[start]

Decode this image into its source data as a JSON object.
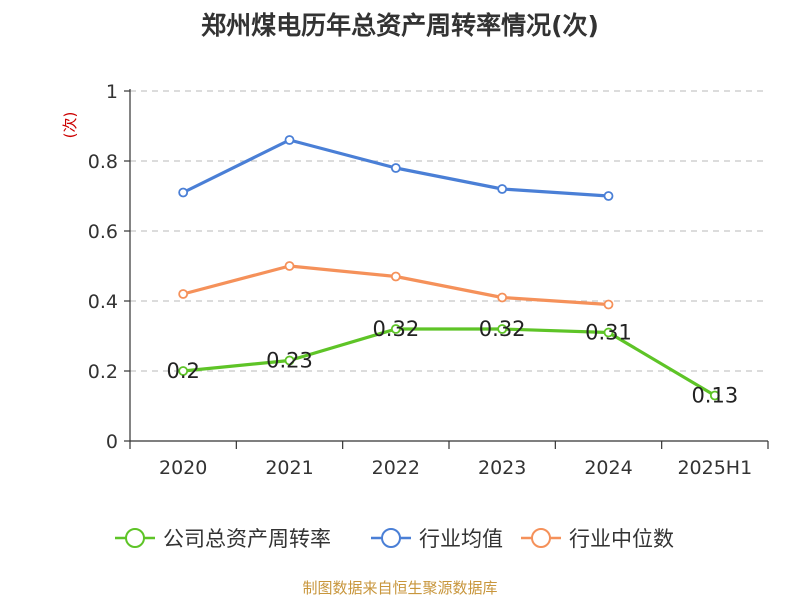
{
  "chart_data": {
    "type": "line",
    "title": "郑州煤电历年总资产周转率情况(次)",
    "ylabel": "(次)",
    "categories": [
      "2020",
      "2021",
      "2022",
      "2023",
      "2024",
      "2025H1"
    ],
    "yticks": [
      "0",
      "0.2",
      "0.4",
      "0.6",
      "0.8",
      "1"
    ],
    "ylim": [
      0,
      1
    ],
    "grid": true,
    "legend_position": "bottom",
    "series": [
      {
        "name": "公司总资产周转率",
        "color": "#5ec427",
        "values": [
          0.2,
          0.23,
          0.32,
          0.32,
          0.31,
          0.13
        ],
        "labels": [
          "0.2",
          "0.23",
          "0.32",
          "0.32",
          "0.31",
          "0.13"
        ]
      },
      {
        "name": "行业均值",
        "color": "#4a7fd6",
        "values": [
          0.71,
          0.86,
          0.78,
          0.72,
          0.7,
          null
        ]
      },
      {
        "name": "行业中位数",
        "color": "#f5915a",
        "values": [
          0.42,
          0.5,
          0.47,
          0.41,
          0.39,
          null
        ]
      }
    ]
  },
  "source": "制图数据来自恒生聚源数据库"
}
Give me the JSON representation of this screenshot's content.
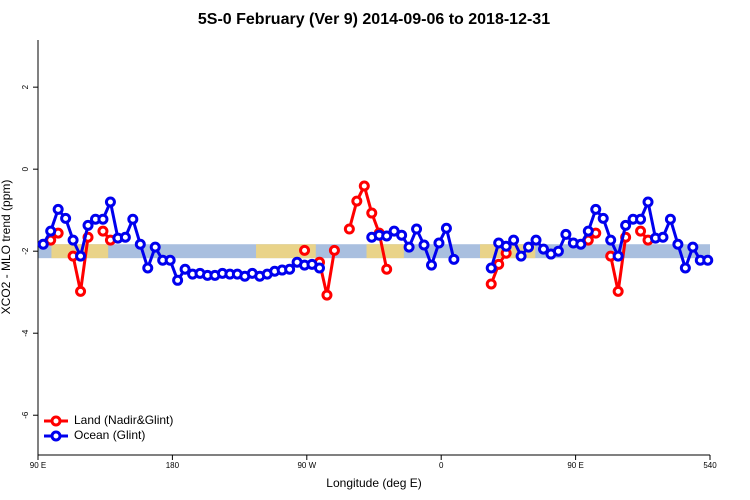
{
  "chart_data": {
    "type": "line",
    "title": "5S-0 February (Ver 9)   2014-09-06 to 2018-12-31",
    "xlabel": "Longitude (deg E)",
    "ylabel": "XCO2 - MLO trend (ppm)",
    "x": [
      93.5,
      98.5,
      103.5,
      108.5,
      113.5,
      118.5,
      123.5,
      128.5,
      133.5,
      138.5,
      143.5,
      148.5,
      153.5,
      158.5,
      163.5,
      168.5,
      173.5,
      178.5,
      183.5,
      188.5,
      193.5,
      198.5,
      203.5,
      208.5,
      213.5,
      218.5,
      223.5,
      228.5,
      233.5,
      238.5,
      243.5,
      248.5,
      253.5,
      258.5,
      263.5,
      268.5,
      273.5,
      278.5,
      283.5,
      288.5,
      293.5,
      298.5,
      303.5,
      308.5,
      313.5,
      318.5,
      323.5,
      328.5,
      333.5,
      338.5,
      343.5,
      348.5,
      353.5,
      358.5,
      363.5,
      368.5,
      373.5,
      378.5,
      383.5,
      388.5,
      393.5,
      398.5,
      403.5,
      408.5,
      413.5,
      418.5,
      423.5,
      428.5,
      433.5,
      438.5,
      443.5,
      448.5,
      453.5,
      458.5,
      463.5,
      468.5,
      473.5,
      478.5,
      483.5,
      488.5,
      493.5,
      498.5,
      503.5,
      508.5,
      513.5,
      518.5,
      523.5,
      528.5,
      533.5,
      538.5
    ],
    "series": [
      {
        "name": "Land (Nadir&Glint)",
        "color": "#ff0000",
        "values": [
          null,
          -1.73,
          -1.56,
          null,
          -2.12,
          -2.98,
          -1.66,
          null,
          -1.51,
          -1.73,
          null,
          null,
          null,
          null,
          null,
          null,
          null,
          null,
          null,
          null,
          null,
          null,
          null,
          null,
          null,
          null,
          null,
          null,
          null,
          null,
          null,
          null,
          null,
          null,
          null,
          -1.98,
          null,
          -2.27,
          -3.07,
          -1.98,
          null,
          -1.46,
          -0.78,
          -0.41,
          -1.07,
          -1.56,
          -2.44,
          null,
          null,
          null,
          null,
          null,
          null,
          null,
          null,
          null,
          null,
          null,
          null,
          null,
          -2.8,
          -2.32,
          -2.05,
          null,
          null,
          null,
          null,
          null,
          null,
          null,
          null,
          null,
          null,
          -1.73,
          -1.56,
          null,
          -2.12,
          -2.98,
          -1.66,
          null,
          -1.51,
          -1.73,
          null,
          null,
          null,
          null,
          null,
          null,
          null,
          null
        ]
      },
      {
        "name": "Ocean (Glint)",
        "color": "#0000ee",
        "values": [
          -1.83,
          -1.51,
          -0.98,
          -1.2,
          -1.73,
          -2.12,
          -1.37,
          -1.22,
          -1.22,
          -0.8,
          -1.68,
          -1.66,
          -1.22,
          -1.83,
          -2.41,
          -1.9,
          -2.22,
          -2.22,
          -2.71,
          -2.44,
          -2.56,
          -2.54,
          -2.59,
          -2.59,
          -2.54,
          -2.56,
          -2.56,
          -2.61,
          -2.54,
          -2.61,
          -2.56,
          -2.49,
          -2.46,
          -2.44,
          -2.27,
          -2.34,
          -2.32,
          -2.41,
          null,
          null,
          null,
          null,
          null,
          null,
          -1.66,
          -1.61,
          -1.63,
          -1.51,
          -1.61,
          -1.9,
          -1.46,
          -1.85,
          -2.34,
          -1.8,
          -1.44,
          -2.2,
          null,
          null,
          null,
          null,
          -2.41,
          -1.8,
          -1.88,
          -1.73,
          -2.12,
          -1.9,
          -1.73,
          -1.95,
          -2.07,
          -2,
          -1.59,
          -1.8,
          -1.83,
          -1.51,
          -0.98,
          -1.2,
          -1.73,
          -2.12,
          -1.37,
          -1.22,
          -1.22,
          -0.8,
          -1.68,
          -1.66,
          -1.22,
          -1.83,
          -2.41,
          -1.9,
          -2.22,
          -2.22
        ]
      }
    ],
    "band_range": [
      -2.17,
      -1.83
    ],
    "band_color": "#a9bfdf",
    "land_color": "#f5d67a",
    "land_segments": [
      [
        99,
        137
      ],
      [
        236,
        276
      ],
      [
        310,
        335
      ],
      [
        386,
        423
      ]
    ],
    "xlim": [
      90,
      540
    ],
    "xticks": [
      {
        "value": 90,
        "label": "90 E"
      },
      180,
      {
        "value": 270,
        "label": "90 W"
      },
      {
        "value": 360,
        "label": "0"
      },
      {
        "value": 450,
        "label": "90 E"
      },
      540
    ],
    "ylim": [
      -6.97,
      3.15
    ],
    "yticks": [
      -6,
      -4,
      -2,
      0,
      2
    ],
    "legend": "bottom-left"
  }
}
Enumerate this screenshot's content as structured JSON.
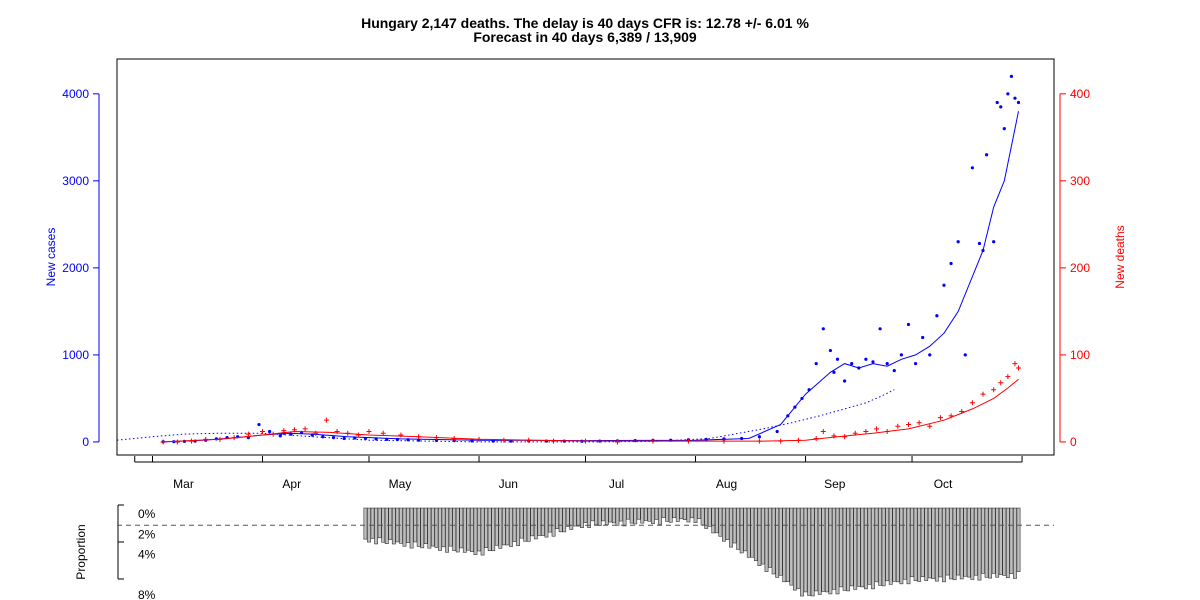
{
  "colors": {
    "cases": "#0000ff",
    "deaths": "#ff0000",
    "bars": "#bebebe",
    "axis": "#000000",
    "reference": "#555555"
  },
  "chart_data": [
    {
      "type": "scatter",
      "title": "Hungary 2,147 deaths. The delay is 40 days CFR is: 12.78 +/- 6.01 %",
      "subtitle": "Forecast in 40 days 6,389 / 13,909",
      "ylabel": "New cases",
      "ylabel_right": "New deaths",
      "ylim": [
        -150,
        4400
      ],
      "ylim_right": [
        -15,
        440
      ],
      "yticks": [
        0,
        1000,
        2000,
        3000,
        4000
      ],
      "yticks_right": [
        0,
        100,
        200,
        300,
        400
      ],
      "month_labels": [
        "Mar",
        "Apr",
        "May",
        "Jun",
        "Jul",
        "Aug",
        "Sep",
        "Oct"
      ],
      "x_start": "2020-02-20",
      "x_end": "2020-11-10",
      "series": [
        {
          "kind": "cases-points",
          "axis": "left",
          "x": [
            "2020-03-04",
            "2020-03-07",
            "2020-03-10",
            "2020-03-13",
            "2020-03-16",
            "2020-03-19",
            "2020-03-22",
            "2020-03-25",
            "2020-03-28",
            "2020-03-31",
            "2020-04-03",
            "2020-04-06",
            "2020-04-07",
            "2020-04-09",
            "2020-04-12",
            "2020-04-15",
            "2020-04-18",
            "2020-04-21",
            "2020-04-24",
            "2020-04-27",
            "2020-04-30",
            "2020-05-03",
            "2020-05-06",
            "2020-05-09",
            "2020-05-12",
            "2020-05-15",
            "2020-05-20",
            "2020-05-25",
            "2020-05-30",
            "2020-06-05",
            "2020-06-10",
            "2020-06-15",
            "2020-06-20",
            "2020-06-25",
            "2020-06-30",
            "2020-07-05",
            "2020-07-10",
            "2020-07-15",
            "2020-07-20",
            "2020-07-25",
            "2020-07-30",
            "2020-08-04",
            "2020-08-09",
            "2020-08-14",
            "2020-08-19",
            "2020-08-24",
            "2020-08-27",
            "2020-08-29",
            "2020-08-31",
            "2020-09-02",
            "2020-09-04",
            "2020-09-06",
            "2020-09-08",
            "2020-09-09",
            "2020-09-10",
            "2020-09-12",
            "2020-09-14",
            "2020-09-16",
            "2020-09-18",
            "2020-09-20",
            "2020-09-22",
            "2020-09-24",
            "2020-09-26",
            "2020-09-28",
            "2020-09-30",
            "2020-10-02",
            "2020-10-04",
            "2020-10-06",
            "2020-10-08",
            "2020-10-10",
            "2020-10-12",
            "2020-10-14",
            "2020-10-16",
            "2020-10-18",
            "2020-10-20",
            "2020-10-21",
            "2020-10-22",
            "2020-10-24",
            "2020-10-25",
            "2020-10-26",
            "2020-10-27",
            "2020-10-28",
            "2020-10-29",
            "2020-10-30",
            "2020-10-31"
          ],
          "y": [
            2,
            3,
            7,
            10,
            20,
            35,
            50,
            60,
            50,
            200,
            120,
            70,
            100,
            90,
            110,
            80,
            60,
            50,
            40,
            45,
            40,
            35,
            30,
            28,
            25,
            20,
            18,
            15,
            12,
            10,
            10,
            12,
            10,
            9,
            8,
            10,
            12,
            15,
            18,
            20,
            25,
            30,
            35,
            40,
            60,
            120,
            300,
            400,
            500,
            600,
            900,
            1300,
            1050,
            800,
            950,
            700,
            900,
            850,
            950,
            920,
            1300,
            900,
            820,
            1000,
            1350,
            900,
            1200,
            1000,
            1450,
            1800,
            2050,
            2300,
            1000,
            3150,
            2280,
            2200,
            3300,
            2300,
            3900,
            3850,
            3600,
            4000,
            4200,
            3950,
            3900
          ]
        },
        {
          "kind": "cases-smooth",
          "axis": "left",
          "x": [
            "2020-03-04",
            "2020-03-15",
            "2020-03-25",
            "2020-04-01",
            "2020-04-08",
            "2020-04-15",
            "2020-04-25",
            "2020-05-10",
            "2020-06-01",
            "2020-07-01",
            "2020-08-01",
            "2020-08-16",
            "2020-08-25",
            "2020-09-01",
            "2020-09-08",
            "2020-09-12",
            "2020-09-16",
            "2020-09-20",
            "2020-09-24",
            "2020-09-28",
            "2020-10-02",
            "2020-10-06",
            "2020-10-10",
            "2020-10-14",
            "2020-10-18",
            "2020-10-21",
            "2020-10-24",
            "2020-10-27",
            "2020-10-30",
            "2020-10-31"
          ],
          "y": [
            0,
            20,
            50,
            80,
            100,
            90,
            60,
            35,
            20,
            15,
            20,
            40,
            200,
            550,
            800,
            900,
            850,
            900,
            870,
            950,
            1000,
            1100,
            1250,
            1500,
            1900,
            2200,
            2700,
            3000,
            3600,
            3800
          ]
        },
        {
          "kind": "cases-expected",
          "axis": "left",
          "x": [
            "2020-02-20",
            "2020-03-01",
            "2020-03-10",
            "2020-03-20",
            "2020-04-01",
            "2020-04-15",
            "2020-05-01",
            "2020-06-01",
            "2020-07-01",
            "2020-07-20",
            "2020-08-05",
            "2020-08-20",
            "2020-08-28",
            "2020-09-05",
            "2020-09-12",
            "2020-09-18",
            "2020-09-22",
            "2020-09-26"
          ],
          "y": [
            20,
            60,
            90,
            100,
            100,
            60,
            20,
            0,
            0,
            5,
            40,
            150,
            220,
            300,
            380,
            450,
            520,
            600
          ]
        },
        {
          "kind": "deaths-points",
          "axis": "right",
          "x": [
            "2020-03-04",
            "2020-03-08",
            "2020-03-12",
            "2020-03-16",
            "2020-03-20",
            "2020-03-24",
            "2020-03-28",
            "2020-04-01",
            "2020-04-04",
            "2020-04-07",
            "2020-04-10",
            "2020-04-13",
            "2020-04-16",
            "2020-04-19",
            "2020-04-22",
            "2020-04-25",
            "2020-04-28",
            "2020-05-01",
            "2020-05-05",
            "2020-05-10",
            "2020-05-15",
            "2020-05-20",
            "2020-05-25",
            "2020-06-01",
            "2020-06-08",
            "2020-06-15",
            "2020-06-22",
            "2020-07-01",
            "2020-07-10",
            "2020-07-20",
            "2020-07-30",
            "2020-08-09",
            "2020-08-19",
            "2020-08-25",
            "2020-08-30",
            "2020-09-04",
            "2020-09-06",
            "2020-09-09",
            "2020-09-12",
            "2020-09-15",
            "2020-09-18",
            "2020-09-21",
            "2020-09-24",
            "2020-09-27",
            "2020-09-30",
            "2020-10-03",
            "2020-10-06",
            "2020-10-09",
            "2020-10-12",
            "2020-10-15",
            "2020-10-18",
            "2020-10-21",
            "2020-10-24",
            "2020-10-26",
            "2020-10-28",
            "2020-10-30",
            "2020-10-31"
          ],
          "y": [
            0,
            0,
            1,
            3,
            3,
            5,
            9,
            12,
            9,
            13,
            14,
            15,
            10,
            25,
            12,
            10,
            8,
            12,
            10,
            8,
            6,
            5,
            4,
            3,
            2,
            2,
            1,
            1,
            0,
            1,
            1,
            1,
            1,
            1,
            2,
            4,
            12,
            7,
            6,
            10,
            12,
            15,
            12,
            18,
            20,
            22,
            18,
            28,
            30,
            35,
            45,
            55,
            60,
            68,
            75,
            90,
            85
          ]
        },
        {
          "kind": "deaths-smooth",
          "axis": "right",
          "x": [
            "2020-03-04",
            "2020-03-20",
            "2020-04-01",
            "2020-04-10",
            "2020-04-20",
            "2020-05-01",
            "2020-05-15",
            "2020-06-01",
            "2020-07-01",
            "2020-08-01",
            "2020-08-20",
            "2020-09-01",
            "2020-09-10",
            "2020-09-20",
            "2020-09-30",
            "2020-10-10",
            "2020-10-18",
            "2020-10-24",
            "2020-10-28",
            "2020-10-31"
          ],
          "y": [
            0,
            3,
            8,
            12,
            11,
            8,
            6,
            3,
            1,
            1,
            1,
            2,
            6,
            10,
            15,
            25,
            38,
            50,
            62,
            72
          ]
        }
      ]
    },
    {
      "type": "bar",
      "ylabel": "Proportion",
      "yticks": [
        "0%",
        "2%",
        "4%",
        "8%"
      ],
      "ylim": [
        -1,
        8.5
      ],
      "reference_line": 1.1,
      "categories": [
        "2020-03-01",
        "2020-06-01",
        "2020-07-01",
        "2020-08-01",
        "2020-09-01",
        "2020-10-01",
        "2020-10-31"
      ],
      "values": [
        0,
        3.8,
        1.0,
        0.5,
        8.0,
        6.5,
        6.0
      ]
    }
  ]
}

[end]

**Task to complete:**
Take every line from the data that contains the word "smooth".

**Correct answer:**
          "kind": "cases-smooth",
          "kind": "deaths-smooth",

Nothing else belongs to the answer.